=== Goal ===
Please reproduce these lines verbatim, beginning with the line containing "Annotate this image: element" and continuing through the line containing "candle[interactable] [1152,717,1161,720]".

=== Material for this task ===
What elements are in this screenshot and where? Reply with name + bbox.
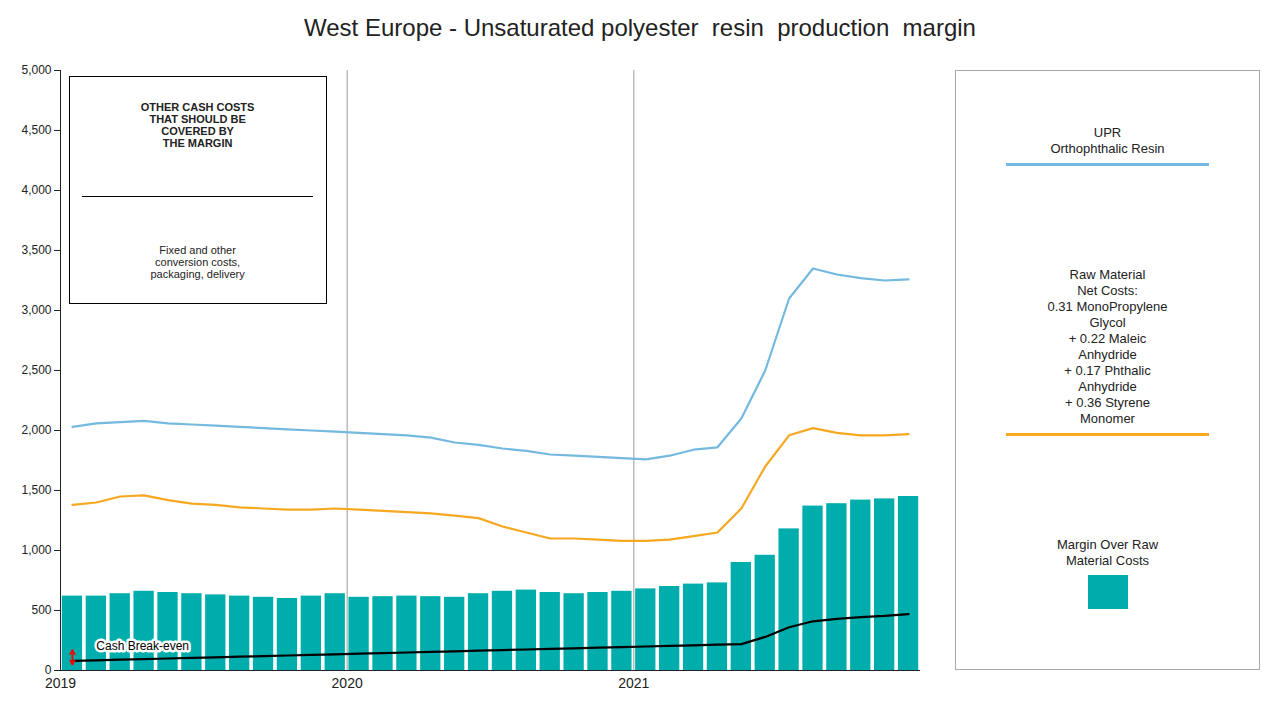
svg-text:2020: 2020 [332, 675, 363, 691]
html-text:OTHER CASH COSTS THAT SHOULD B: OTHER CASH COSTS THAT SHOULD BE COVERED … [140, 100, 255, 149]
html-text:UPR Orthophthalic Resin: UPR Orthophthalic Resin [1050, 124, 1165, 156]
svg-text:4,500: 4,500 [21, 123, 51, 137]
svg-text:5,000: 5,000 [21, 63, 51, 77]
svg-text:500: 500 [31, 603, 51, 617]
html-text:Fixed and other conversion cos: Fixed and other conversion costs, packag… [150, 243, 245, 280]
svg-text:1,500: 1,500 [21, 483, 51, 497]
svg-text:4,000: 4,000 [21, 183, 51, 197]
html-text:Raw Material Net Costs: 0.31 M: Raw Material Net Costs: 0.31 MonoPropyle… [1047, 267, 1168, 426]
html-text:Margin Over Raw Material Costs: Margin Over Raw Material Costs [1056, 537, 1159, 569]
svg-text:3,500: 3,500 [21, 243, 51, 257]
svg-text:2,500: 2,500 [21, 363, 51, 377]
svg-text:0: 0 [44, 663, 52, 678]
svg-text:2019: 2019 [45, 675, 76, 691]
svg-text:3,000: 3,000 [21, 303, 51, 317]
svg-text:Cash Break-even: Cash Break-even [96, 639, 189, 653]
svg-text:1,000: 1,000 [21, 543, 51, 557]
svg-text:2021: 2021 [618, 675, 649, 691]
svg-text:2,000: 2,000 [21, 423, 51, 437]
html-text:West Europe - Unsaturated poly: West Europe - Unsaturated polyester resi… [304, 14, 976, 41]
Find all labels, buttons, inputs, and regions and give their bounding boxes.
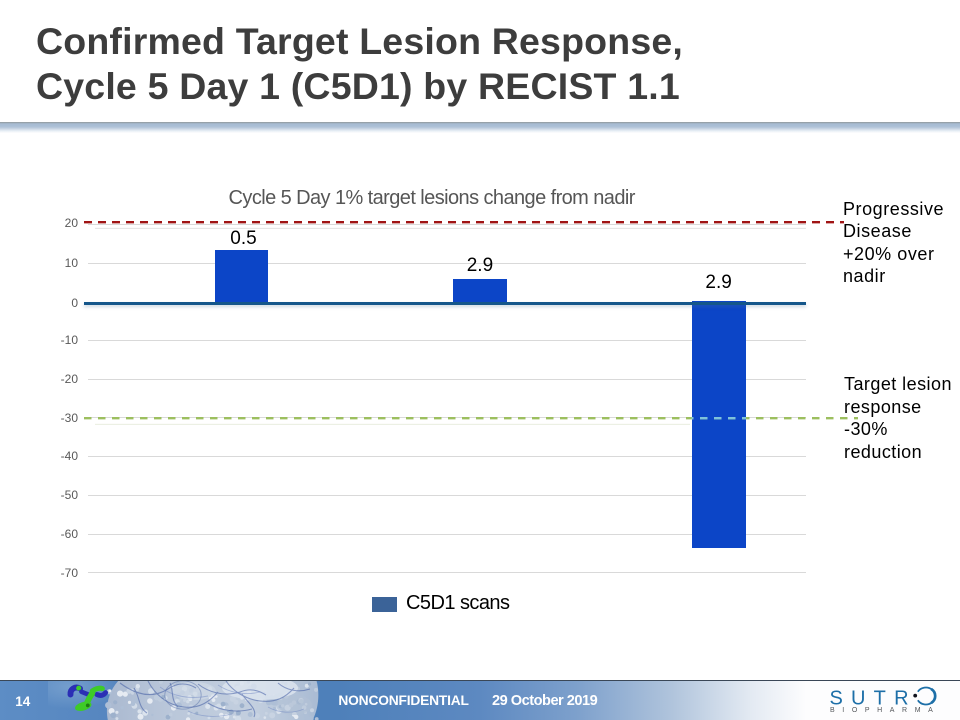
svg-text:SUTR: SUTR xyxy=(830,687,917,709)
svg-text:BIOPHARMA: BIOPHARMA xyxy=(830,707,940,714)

--

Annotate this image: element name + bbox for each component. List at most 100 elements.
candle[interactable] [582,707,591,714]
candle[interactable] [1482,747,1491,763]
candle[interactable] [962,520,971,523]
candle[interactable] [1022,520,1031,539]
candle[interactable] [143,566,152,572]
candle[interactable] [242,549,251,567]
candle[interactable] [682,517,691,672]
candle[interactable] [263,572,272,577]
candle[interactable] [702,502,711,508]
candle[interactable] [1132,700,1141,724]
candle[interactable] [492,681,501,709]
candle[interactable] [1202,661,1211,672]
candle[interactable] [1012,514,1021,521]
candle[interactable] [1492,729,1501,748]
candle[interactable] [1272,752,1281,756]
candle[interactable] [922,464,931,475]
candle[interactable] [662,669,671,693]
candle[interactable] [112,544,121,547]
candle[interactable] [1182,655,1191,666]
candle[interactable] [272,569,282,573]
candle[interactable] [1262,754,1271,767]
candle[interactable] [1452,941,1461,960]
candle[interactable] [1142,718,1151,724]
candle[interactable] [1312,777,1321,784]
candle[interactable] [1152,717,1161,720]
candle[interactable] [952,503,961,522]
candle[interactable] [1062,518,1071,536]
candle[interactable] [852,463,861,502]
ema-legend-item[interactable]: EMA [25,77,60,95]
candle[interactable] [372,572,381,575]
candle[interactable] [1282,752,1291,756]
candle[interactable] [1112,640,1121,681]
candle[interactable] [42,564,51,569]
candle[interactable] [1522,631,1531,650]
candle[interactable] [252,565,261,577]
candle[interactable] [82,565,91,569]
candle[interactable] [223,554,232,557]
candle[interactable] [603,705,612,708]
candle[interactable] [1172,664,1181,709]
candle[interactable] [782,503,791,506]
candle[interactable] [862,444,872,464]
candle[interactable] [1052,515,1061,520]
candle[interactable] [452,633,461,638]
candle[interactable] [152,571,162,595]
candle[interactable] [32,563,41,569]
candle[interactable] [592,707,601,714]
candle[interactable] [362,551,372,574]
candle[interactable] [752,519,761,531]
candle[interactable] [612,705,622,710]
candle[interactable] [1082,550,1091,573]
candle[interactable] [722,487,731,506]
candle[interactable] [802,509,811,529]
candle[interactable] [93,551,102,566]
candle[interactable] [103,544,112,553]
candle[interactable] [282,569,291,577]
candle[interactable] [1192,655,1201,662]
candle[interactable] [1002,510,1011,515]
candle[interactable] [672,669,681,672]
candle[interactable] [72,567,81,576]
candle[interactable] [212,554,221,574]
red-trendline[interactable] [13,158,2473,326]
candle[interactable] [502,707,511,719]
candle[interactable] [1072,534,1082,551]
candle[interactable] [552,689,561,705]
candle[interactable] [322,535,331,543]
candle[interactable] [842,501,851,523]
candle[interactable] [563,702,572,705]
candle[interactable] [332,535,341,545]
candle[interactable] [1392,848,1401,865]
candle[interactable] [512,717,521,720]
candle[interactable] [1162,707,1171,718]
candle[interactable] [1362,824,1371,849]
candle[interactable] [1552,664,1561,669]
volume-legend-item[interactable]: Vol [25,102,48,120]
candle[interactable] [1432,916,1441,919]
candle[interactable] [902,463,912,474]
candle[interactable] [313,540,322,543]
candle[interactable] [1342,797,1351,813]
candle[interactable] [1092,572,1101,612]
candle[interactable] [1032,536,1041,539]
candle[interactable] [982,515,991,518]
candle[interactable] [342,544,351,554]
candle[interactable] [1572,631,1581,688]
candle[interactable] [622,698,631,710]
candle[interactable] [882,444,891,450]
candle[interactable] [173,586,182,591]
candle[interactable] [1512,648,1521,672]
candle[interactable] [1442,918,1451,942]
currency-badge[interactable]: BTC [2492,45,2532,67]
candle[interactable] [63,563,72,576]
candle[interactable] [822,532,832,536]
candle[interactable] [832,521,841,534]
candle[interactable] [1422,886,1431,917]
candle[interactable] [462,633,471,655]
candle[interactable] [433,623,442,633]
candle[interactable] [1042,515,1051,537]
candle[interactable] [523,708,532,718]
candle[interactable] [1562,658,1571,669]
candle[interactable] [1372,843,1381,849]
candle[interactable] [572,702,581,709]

--

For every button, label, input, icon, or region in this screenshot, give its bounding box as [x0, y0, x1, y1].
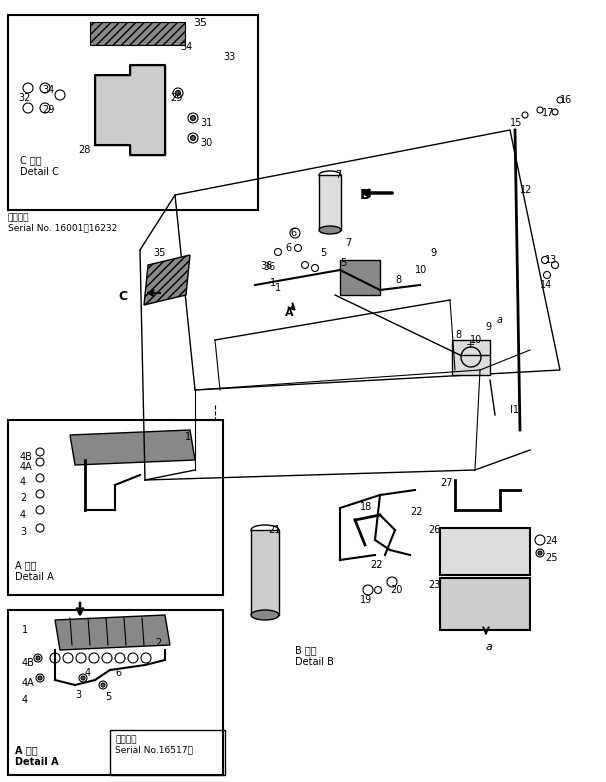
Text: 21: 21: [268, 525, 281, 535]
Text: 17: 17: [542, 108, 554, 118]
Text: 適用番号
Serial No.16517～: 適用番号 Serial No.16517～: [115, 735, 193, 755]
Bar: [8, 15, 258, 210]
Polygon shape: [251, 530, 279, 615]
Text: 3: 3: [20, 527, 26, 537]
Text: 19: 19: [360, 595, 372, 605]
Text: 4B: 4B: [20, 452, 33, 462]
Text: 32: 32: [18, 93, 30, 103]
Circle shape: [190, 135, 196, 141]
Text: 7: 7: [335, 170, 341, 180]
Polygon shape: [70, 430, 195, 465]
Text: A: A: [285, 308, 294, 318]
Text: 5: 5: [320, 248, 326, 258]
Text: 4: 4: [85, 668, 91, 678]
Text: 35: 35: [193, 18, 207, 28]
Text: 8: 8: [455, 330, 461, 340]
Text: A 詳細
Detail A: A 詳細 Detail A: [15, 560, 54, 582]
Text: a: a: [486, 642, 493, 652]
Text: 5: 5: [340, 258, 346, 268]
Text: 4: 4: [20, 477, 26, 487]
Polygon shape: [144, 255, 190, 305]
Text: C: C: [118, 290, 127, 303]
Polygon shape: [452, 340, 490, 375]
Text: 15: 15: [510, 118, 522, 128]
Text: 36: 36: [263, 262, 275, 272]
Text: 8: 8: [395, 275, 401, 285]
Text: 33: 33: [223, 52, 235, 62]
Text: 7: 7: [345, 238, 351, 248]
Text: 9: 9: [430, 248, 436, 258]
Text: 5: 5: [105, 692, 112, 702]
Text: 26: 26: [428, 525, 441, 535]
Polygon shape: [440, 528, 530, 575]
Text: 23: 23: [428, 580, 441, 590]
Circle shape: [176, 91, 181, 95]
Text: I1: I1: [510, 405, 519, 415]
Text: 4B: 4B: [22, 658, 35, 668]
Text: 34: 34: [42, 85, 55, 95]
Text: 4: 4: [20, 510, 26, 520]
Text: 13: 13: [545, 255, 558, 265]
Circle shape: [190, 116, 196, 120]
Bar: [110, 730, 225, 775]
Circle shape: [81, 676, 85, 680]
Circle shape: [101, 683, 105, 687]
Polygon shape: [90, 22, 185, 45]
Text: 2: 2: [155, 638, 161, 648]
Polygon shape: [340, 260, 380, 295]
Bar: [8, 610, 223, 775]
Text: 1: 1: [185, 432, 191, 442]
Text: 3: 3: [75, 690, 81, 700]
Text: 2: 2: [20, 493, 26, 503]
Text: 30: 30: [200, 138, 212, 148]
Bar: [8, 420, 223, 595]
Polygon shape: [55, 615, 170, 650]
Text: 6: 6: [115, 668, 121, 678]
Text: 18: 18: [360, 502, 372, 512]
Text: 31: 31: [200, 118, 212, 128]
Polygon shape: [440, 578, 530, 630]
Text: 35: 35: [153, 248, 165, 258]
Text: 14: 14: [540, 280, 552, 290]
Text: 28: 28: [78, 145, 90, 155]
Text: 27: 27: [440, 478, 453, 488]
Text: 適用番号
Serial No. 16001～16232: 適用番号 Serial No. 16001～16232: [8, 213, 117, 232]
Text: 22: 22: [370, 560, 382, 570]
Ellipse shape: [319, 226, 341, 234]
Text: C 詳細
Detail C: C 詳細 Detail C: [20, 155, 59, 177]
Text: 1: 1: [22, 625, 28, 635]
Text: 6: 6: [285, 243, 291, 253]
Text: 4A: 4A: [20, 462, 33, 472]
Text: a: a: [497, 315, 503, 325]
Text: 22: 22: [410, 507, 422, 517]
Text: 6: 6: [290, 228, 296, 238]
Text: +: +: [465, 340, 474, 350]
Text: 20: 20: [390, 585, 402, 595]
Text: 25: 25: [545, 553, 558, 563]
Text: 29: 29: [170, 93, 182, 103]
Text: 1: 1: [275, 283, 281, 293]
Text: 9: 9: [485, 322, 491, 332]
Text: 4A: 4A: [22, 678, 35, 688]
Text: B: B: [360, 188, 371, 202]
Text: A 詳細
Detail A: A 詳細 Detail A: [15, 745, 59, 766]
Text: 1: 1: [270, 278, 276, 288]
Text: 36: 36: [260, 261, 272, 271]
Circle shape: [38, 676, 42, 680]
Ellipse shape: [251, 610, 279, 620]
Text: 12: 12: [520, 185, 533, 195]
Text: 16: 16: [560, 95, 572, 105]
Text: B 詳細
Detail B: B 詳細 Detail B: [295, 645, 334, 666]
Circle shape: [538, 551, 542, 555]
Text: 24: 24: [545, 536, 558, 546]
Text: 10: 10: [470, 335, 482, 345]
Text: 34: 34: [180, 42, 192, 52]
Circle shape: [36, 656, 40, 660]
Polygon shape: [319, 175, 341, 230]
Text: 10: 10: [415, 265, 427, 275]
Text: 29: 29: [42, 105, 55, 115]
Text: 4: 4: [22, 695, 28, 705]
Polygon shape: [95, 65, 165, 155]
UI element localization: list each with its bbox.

=== Expected answer ===
Annotate this image: element name + bbox for each component. List at most 100 elements.
candle[interactable] [582,707,591,714]
candle[interactable] [1482,747,1491,763]
candle[interactable] [962,520,971,523]
candle[interactable] [1022,520,1031,539]
candle[interactable] [143,566,152,572]
candle[interactable] [242,549,251,567]
candle[interactable] [682,517,691,672]
candle[interactable] [263,572,272,577]
candle[interactable] [702,502,711,508]
candle[interactable] [1132,700,1141,724]
candle[interactable] [492,681,501,709]
candle[interactable] [1202,661,1211,672]
candle[interactable] [1012,514,1021,521]
candle[interactable] [1492,729,1501,748]
candle[interactable] [1272,752,1281,756]
candle[interactable] [922,464,931,475]
candle[interactable] [662,669,671,693]
candle[interactable] [112,544,121,547]
candle[interactable] [1182,655,1191,666]
candle[interactable] [272,569,282,573]
candle[interactable] [1262,754,1271,767]
candle[interactable] [1452,941,1461,960]
candle[interactable] [1142,718,1151,724]
candle[interactable] [1312,777,1321,784]
candle[interactable] [1152,717,1161,720]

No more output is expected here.